(Written task):
Narrow the data below down to the lines containing "Discharge".
== Data for the task ==
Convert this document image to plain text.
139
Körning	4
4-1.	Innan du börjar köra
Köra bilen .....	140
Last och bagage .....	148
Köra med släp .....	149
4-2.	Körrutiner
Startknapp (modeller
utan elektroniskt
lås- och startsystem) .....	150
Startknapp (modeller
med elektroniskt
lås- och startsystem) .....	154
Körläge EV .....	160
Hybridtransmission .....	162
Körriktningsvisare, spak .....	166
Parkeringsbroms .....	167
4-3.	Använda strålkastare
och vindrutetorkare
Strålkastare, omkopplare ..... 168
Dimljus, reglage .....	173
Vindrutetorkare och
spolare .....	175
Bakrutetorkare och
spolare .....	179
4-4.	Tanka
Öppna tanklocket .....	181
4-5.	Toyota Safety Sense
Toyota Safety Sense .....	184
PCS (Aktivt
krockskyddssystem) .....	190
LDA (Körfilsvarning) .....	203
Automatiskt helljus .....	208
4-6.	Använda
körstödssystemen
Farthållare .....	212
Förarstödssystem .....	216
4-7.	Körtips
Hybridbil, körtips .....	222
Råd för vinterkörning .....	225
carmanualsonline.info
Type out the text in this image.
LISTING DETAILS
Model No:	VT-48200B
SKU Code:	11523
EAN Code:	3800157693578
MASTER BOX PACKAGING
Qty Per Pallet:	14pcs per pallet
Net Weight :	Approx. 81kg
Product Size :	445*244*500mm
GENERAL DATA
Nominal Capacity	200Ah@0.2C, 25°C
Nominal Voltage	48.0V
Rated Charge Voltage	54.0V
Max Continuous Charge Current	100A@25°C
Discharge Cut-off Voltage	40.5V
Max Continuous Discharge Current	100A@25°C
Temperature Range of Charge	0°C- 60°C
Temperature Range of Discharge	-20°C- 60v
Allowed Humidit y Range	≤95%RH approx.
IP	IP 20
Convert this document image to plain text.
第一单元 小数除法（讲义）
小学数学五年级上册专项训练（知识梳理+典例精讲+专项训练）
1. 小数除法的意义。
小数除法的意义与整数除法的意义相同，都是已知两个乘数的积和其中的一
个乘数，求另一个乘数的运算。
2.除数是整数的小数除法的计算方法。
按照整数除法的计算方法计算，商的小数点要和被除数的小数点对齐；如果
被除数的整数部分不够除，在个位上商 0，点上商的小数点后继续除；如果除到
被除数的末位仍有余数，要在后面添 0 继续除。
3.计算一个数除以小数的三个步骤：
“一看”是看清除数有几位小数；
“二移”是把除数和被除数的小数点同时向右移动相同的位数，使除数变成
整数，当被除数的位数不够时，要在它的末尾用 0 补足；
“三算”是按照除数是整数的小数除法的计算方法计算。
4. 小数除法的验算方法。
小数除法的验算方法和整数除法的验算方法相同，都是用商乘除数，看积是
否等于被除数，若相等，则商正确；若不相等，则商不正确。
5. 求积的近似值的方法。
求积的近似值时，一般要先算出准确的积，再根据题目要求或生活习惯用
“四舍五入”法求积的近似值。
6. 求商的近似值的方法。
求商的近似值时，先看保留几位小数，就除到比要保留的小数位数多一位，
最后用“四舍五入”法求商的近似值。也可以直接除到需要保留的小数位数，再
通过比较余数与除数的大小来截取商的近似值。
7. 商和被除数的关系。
===
(Result for this task):
Discharge Cut-off Voltage	40.5V
Max Continuous Discharge Current	100A@25°C
Temperature Range of Discharge	-20°C- 60v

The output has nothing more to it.